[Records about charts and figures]
____________
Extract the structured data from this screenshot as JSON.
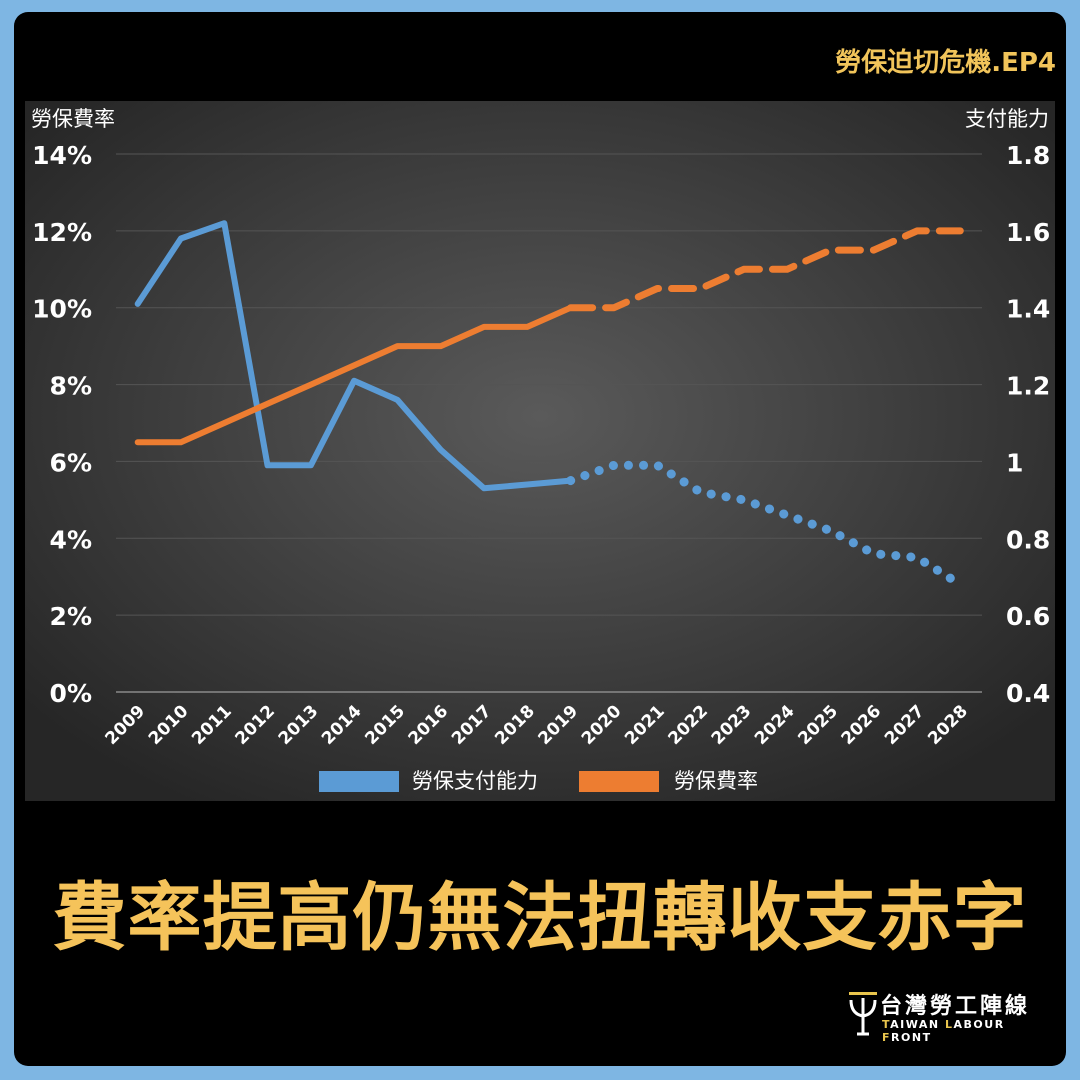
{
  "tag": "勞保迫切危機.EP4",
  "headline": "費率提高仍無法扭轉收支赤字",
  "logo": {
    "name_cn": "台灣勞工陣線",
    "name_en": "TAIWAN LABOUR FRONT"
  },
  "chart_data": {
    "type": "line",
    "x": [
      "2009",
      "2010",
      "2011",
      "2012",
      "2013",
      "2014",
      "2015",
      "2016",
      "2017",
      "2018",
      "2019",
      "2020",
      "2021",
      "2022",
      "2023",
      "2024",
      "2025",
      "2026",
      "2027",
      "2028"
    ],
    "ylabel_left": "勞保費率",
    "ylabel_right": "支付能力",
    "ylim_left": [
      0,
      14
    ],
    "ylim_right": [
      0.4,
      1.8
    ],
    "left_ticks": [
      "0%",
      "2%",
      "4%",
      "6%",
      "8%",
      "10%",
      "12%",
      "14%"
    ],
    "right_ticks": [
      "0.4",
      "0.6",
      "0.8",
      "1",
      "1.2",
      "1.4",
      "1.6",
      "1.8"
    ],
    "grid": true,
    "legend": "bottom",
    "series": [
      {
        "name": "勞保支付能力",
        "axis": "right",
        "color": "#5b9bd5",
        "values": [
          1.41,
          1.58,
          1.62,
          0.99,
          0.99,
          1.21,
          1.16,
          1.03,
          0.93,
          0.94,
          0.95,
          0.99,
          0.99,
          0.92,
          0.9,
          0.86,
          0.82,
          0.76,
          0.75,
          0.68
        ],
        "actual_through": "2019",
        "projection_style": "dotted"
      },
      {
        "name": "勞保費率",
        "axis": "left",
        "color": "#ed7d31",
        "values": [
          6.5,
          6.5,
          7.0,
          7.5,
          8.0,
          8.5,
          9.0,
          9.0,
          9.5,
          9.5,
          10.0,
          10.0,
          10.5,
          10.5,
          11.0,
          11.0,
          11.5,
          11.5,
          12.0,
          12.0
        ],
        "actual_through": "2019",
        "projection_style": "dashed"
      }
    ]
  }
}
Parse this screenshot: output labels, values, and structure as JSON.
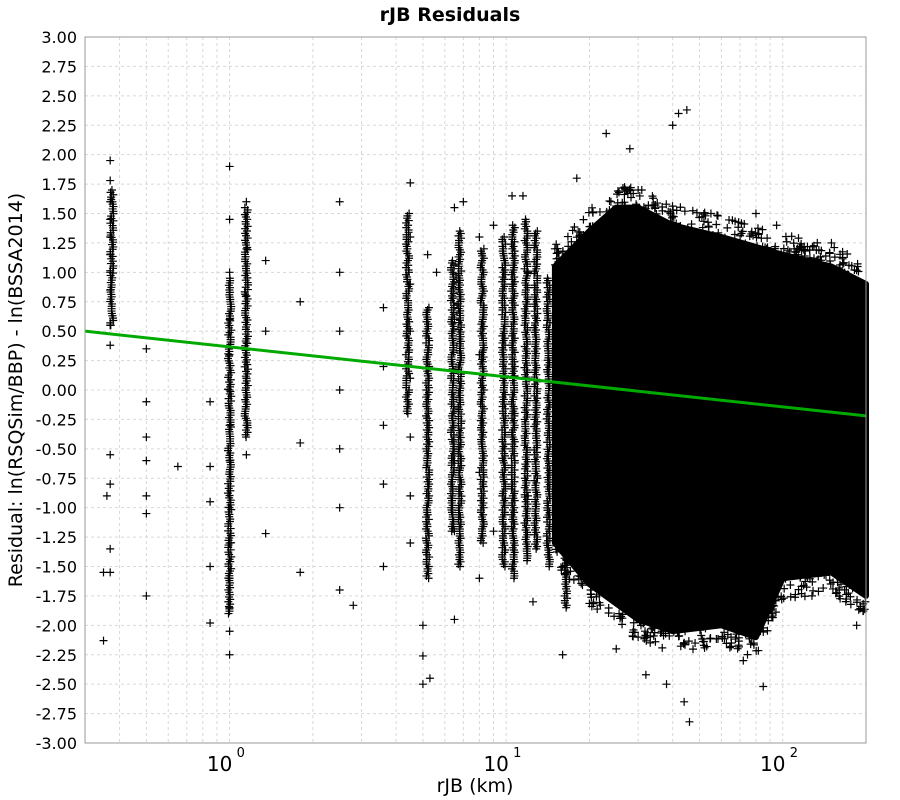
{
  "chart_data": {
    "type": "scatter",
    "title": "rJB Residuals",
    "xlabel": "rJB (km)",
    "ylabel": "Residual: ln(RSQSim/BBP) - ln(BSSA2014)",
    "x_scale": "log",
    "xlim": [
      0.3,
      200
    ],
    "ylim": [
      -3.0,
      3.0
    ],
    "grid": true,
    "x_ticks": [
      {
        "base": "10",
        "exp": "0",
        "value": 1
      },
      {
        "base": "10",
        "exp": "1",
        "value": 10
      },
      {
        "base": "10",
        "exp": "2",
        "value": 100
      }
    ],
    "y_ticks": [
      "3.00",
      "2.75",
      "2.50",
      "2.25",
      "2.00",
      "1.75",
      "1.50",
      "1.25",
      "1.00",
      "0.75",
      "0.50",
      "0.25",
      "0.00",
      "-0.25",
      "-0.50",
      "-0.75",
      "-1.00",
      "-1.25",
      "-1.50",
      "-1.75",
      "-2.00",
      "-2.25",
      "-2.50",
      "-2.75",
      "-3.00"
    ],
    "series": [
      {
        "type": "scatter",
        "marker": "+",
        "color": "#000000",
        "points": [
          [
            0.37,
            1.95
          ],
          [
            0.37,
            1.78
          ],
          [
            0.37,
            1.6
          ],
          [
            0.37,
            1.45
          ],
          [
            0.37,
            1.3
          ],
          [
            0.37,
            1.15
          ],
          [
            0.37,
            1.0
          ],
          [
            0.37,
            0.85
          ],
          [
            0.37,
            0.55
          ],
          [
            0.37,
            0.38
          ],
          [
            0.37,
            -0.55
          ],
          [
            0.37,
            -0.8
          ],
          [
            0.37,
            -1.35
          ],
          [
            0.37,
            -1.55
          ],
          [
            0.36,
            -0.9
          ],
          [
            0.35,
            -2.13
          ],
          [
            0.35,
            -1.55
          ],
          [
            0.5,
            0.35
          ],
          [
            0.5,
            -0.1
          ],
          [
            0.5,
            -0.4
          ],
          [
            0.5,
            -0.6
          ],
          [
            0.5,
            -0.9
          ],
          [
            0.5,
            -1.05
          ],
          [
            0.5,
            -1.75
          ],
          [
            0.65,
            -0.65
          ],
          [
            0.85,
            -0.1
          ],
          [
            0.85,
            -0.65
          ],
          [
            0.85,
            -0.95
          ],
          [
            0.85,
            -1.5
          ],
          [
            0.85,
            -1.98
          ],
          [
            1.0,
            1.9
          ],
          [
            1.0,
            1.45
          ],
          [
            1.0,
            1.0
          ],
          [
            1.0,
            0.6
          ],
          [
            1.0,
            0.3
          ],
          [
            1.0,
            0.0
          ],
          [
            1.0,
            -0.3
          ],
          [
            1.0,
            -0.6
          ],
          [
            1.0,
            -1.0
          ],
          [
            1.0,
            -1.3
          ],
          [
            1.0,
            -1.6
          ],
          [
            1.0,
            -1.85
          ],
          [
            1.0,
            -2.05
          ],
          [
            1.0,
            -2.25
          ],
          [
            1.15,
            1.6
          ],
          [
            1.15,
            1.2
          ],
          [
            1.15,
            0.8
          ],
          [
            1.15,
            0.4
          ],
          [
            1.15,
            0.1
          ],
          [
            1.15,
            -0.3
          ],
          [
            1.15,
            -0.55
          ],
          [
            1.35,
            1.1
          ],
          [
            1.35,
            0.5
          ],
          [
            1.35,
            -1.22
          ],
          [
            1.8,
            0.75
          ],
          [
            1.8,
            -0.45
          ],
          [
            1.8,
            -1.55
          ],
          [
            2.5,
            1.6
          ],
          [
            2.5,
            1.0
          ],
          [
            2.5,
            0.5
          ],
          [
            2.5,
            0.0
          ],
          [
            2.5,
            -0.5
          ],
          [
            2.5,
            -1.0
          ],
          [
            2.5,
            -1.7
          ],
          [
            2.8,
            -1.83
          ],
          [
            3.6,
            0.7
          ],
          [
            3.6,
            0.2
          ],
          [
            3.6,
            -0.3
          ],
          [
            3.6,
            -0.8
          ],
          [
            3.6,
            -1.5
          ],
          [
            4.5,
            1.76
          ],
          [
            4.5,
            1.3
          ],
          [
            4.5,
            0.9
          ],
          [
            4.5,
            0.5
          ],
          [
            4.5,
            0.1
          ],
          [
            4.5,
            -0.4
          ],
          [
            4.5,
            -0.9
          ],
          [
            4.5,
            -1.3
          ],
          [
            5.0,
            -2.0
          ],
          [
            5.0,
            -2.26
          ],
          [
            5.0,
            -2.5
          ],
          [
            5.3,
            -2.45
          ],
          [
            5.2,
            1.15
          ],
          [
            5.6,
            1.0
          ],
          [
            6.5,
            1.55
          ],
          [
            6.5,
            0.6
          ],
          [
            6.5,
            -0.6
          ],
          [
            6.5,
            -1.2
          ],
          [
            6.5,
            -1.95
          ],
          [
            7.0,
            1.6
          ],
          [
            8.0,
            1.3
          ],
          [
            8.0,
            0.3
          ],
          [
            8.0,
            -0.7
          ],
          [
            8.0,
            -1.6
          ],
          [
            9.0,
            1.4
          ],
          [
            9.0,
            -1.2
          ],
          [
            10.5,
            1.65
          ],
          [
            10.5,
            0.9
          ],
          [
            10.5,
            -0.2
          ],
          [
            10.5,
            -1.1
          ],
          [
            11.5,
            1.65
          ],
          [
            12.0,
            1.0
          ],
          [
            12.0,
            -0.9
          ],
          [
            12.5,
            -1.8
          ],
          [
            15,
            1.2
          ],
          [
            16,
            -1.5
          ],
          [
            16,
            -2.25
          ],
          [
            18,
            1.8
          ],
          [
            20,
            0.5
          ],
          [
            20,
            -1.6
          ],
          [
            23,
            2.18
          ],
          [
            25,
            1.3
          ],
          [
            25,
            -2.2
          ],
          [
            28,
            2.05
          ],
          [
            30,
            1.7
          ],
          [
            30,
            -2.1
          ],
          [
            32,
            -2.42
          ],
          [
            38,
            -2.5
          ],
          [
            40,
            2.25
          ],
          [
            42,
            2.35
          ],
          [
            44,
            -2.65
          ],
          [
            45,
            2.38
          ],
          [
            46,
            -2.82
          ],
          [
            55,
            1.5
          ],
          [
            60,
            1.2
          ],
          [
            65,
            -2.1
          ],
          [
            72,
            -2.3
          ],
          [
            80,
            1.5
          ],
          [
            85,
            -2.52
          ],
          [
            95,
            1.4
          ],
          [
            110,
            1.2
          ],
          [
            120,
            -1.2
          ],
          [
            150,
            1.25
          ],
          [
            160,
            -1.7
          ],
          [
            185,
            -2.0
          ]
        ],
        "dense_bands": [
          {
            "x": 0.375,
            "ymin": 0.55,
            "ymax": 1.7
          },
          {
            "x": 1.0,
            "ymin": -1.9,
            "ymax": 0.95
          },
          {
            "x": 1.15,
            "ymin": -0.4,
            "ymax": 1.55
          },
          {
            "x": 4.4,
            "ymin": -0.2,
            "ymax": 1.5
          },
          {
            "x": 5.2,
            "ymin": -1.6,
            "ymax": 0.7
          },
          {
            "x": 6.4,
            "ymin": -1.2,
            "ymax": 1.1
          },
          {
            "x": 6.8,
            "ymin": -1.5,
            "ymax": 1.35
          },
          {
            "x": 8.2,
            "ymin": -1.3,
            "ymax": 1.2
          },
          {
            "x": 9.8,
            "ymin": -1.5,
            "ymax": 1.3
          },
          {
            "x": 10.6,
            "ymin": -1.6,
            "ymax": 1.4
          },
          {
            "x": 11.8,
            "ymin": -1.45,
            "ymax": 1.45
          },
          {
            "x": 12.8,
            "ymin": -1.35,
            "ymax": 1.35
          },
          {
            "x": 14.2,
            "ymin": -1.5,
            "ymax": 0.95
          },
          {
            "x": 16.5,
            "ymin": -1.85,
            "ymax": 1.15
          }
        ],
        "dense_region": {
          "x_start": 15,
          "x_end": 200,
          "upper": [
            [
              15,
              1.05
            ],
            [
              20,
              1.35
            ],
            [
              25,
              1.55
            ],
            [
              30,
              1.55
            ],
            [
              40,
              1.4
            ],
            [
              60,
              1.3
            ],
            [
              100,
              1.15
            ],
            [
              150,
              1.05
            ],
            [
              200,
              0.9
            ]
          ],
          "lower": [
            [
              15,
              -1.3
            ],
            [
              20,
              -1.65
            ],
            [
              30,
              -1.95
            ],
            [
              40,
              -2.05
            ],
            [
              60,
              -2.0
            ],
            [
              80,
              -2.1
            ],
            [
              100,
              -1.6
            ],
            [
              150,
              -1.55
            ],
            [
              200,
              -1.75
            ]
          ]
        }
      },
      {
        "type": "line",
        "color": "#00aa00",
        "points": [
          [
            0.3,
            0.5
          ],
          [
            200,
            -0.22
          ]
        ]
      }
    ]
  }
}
____________
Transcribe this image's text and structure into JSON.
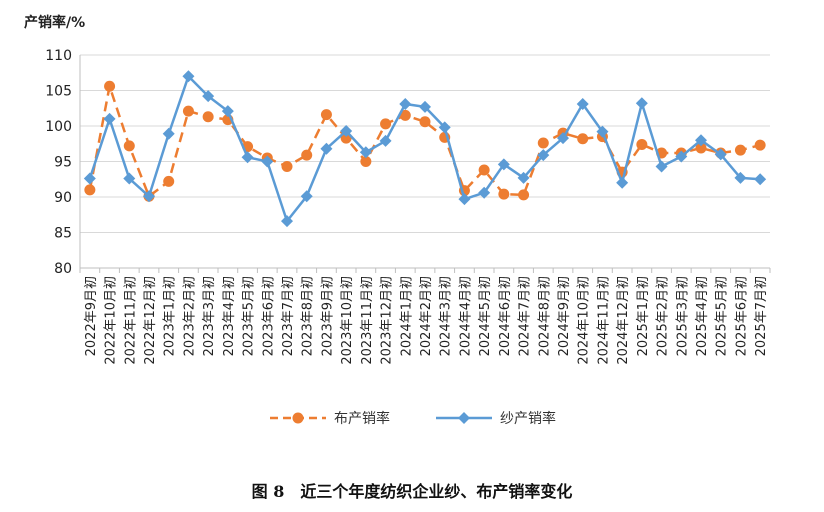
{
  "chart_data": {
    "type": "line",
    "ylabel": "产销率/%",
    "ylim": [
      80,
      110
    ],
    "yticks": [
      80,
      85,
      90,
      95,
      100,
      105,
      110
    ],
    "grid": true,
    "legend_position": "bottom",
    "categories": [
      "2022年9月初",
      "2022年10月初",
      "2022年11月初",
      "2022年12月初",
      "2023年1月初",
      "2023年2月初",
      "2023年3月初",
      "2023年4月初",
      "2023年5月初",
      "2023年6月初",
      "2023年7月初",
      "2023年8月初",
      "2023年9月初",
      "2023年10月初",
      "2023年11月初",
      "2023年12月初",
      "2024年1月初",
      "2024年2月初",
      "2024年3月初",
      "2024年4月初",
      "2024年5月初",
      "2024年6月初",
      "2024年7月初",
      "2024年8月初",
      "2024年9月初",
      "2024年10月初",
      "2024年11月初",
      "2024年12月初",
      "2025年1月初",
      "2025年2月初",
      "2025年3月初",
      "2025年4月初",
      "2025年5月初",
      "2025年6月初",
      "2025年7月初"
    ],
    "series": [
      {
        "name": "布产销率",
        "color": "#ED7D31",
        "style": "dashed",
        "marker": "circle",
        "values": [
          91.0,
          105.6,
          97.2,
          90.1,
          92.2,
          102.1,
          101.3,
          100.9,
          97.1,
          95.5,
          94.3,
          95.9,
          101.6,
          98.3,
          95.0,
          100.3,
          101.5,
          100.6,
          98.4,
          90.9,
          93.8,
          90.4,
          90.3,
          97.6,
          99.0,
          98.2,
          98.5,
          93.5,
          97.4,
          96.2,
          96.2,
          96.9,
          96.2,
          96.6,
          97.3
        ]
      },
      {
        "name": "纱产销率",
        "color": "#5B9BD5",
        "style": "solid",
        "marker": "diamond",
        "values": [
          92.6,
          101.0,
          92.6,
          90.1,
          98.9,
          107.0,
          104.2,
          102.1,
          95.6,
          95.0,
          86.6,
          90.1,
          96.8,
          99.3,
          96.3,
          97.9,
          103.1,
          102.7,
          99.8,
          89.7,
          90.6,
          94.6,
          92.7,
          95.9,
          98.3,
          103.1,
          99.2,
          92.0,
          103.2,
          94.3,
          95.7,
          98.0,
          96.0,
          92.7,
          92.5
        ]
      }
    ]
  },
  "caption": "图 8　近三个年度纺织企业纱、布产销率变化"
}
____________
**What you need to do**. Filter lines by "color" and return each hit.

**Answer below**.
        "color": "#5b9bd5",
        "color": "#ed7d31",
        "color": "#000000",
        "color": "#00aa00",
        "color": "#ED7D31",
        "color": "#5B9BD5",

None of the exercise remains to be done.